Records:
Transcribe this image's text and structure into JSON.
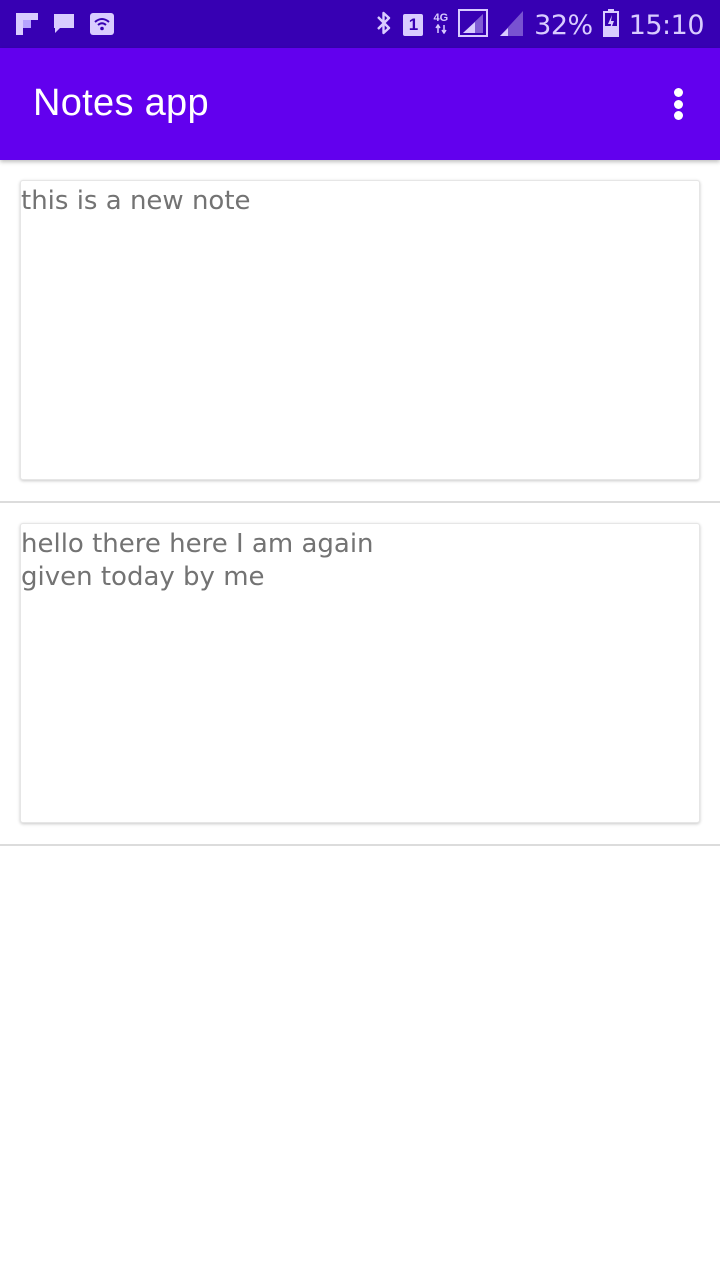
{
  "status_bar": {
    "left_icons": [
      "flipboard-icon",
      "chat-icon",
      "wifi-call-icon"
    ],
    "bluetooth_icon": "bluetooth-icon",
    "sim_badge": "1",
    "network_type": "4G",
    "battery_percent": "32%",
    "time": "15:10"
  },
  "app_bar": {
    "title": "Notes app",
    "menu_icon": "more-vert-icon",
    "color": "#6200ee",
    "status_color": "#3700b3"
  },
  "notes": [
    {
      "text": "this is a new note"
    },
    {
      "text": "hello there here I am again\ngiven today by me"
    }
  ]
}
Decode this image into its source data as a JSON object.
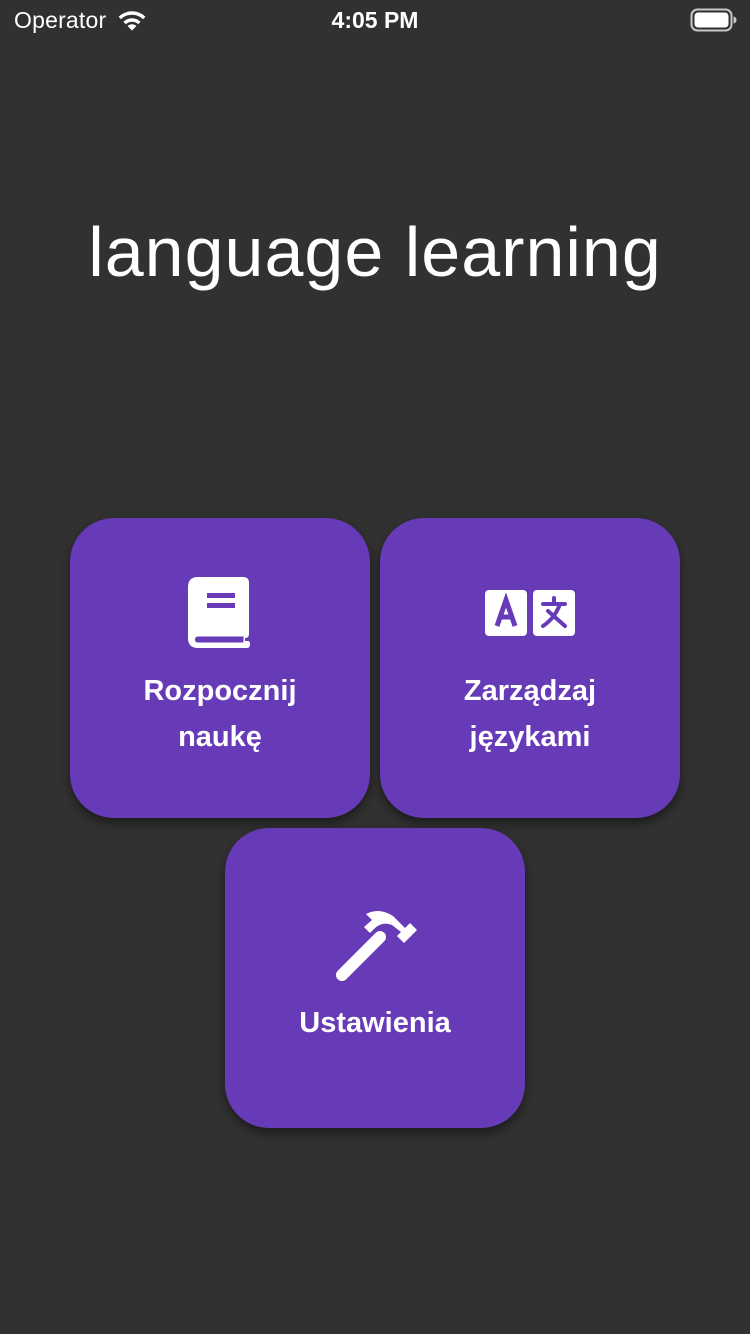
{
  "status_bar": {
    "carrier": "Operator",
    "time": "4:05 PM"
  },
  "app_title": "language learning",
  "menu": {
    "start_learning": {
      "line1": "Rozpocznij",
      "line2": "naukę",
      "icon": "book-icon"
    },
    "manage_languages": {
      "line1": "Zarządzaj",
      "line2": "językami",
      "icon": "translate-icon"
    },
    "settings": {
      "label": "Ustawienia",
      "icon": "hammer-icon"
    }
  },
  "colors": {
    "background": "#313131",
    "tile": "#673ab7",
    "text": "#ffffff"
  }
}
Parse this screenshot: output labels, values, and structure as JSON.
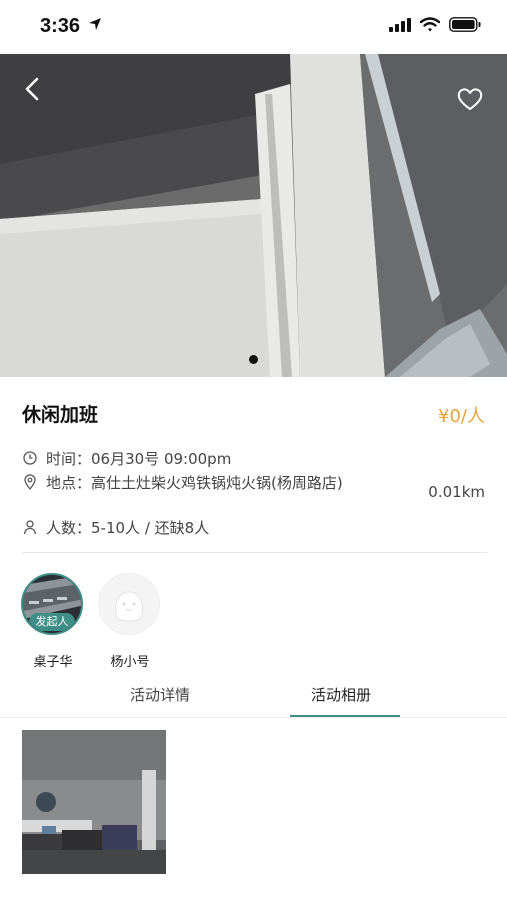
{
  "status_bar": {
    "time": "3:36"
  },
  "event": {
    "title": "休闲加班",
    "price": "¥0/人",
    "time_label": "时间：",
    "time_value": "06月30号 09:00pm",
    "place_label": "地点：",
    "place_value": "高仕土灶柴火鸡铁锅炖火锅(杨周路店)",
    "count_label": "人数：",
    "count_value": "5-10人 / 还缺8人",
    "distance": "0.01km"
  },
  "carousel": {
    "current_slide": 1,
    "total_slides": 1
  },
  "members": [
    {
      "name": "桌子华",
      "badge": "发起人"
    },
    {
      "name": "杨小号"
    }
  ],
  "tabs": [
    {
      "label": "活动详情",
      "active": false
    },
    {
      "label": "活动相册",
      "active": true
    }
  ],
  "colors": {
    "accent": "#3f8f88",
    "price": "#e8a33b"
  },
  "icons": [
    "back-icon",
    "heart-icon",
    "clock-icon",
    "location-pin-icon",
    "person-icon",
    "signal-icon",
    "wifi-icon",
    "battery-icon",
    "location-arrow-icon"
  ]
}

TASK GOAL:
Every record must be copied exactly, with images dropped from the result.

RESULT OF THIS EXERCISE:
Transcribe this image's text and structure into JSON.
{
  "status_bar": {
    "left_icons": [
      "flipboard-icon",
      "chat-icon",
      "wifi-call-icon"
    ],
    "bluetooth_icon": "bluetooth-icon",
    "sim_badge": "1",
    "network_type": "4G",
    "battery_percent": "32%",
    "time": "15:10"
  },
  "app_bar": {
    "title": "Notes app",
    "menu_icon": "more-vert-icon",
    "color": "#6200ee",
    "status_color": "#3700b3"
  },
  "notes": [
    {
      "text": "this is a new note"
    },
    {
      "text": "hello there here I am again\ngiven today by me"
    }
  ]
}
Decode this image into its source data as a JSON object.
{
  "status_bar": {
    "carrier": "Operator",
    "time": "4:05 PM"
  },
  "app_title": "language learning",
  "menu": {
    "start_learning": {
      "line1": "Rozpocznij",
      "line2": "naukę",
      "icon": "book-icon"
    },
    "manage_languages": {
      "line1": "Zarządzaj",
      "line2": "językami",
      "icon": "translate-icon"
    },
    "settings": {
      "label": "Ustawienia",
      "icon": "hammer-icon"
    }
  },
  "colors": {
    "background": "#313131",
    "tile": "#673ab7",
    "text": "#ffffff"
  }
}
Parse this screenshot: output labels, values, and structure as JSON.
{
  "status_bar": {
    "time": "3:36"
  },
  "event": {
    "title": "休闲加班",
    "price": "¥0/人",
    "time_label": "时间：",
    "time_value": "06月30号 09:00pm",
    "place_label": "地点：",
    "place_value": "高仕土灶柴火鸡铁锅炖火锅(杨周路店)",
    "count_label": "人数：",
    "count_value": "5-10人 / 还缺8人",
    "distance": "0.01km"
  },
  "carousel": {
    "current_slide": 1,
    "total_slides": 1
  },
  "members": [
    {
      "name": "桌子华",
      "badge": "发起人"
    },
    {
      "name": "杨小号"
    }
  ],
  "tabs": [
    {
      "label": "活动详情",
      "active": false
    },
    {
      "label": "活动相册",
      "active": true
    }
  ],
  "colors": {
    "accent": "#3f8f88",
    "price": "#e8a33b"
  },
  "icons": [
    "back-icon",
    "heart-icon",
    "clock-icon",
    "location-pin-icon",
    "person-icon",
    "signal-icon",
    "wifi-icon",
    "battery-icon",
    "location-arrow-icon"
  ]
}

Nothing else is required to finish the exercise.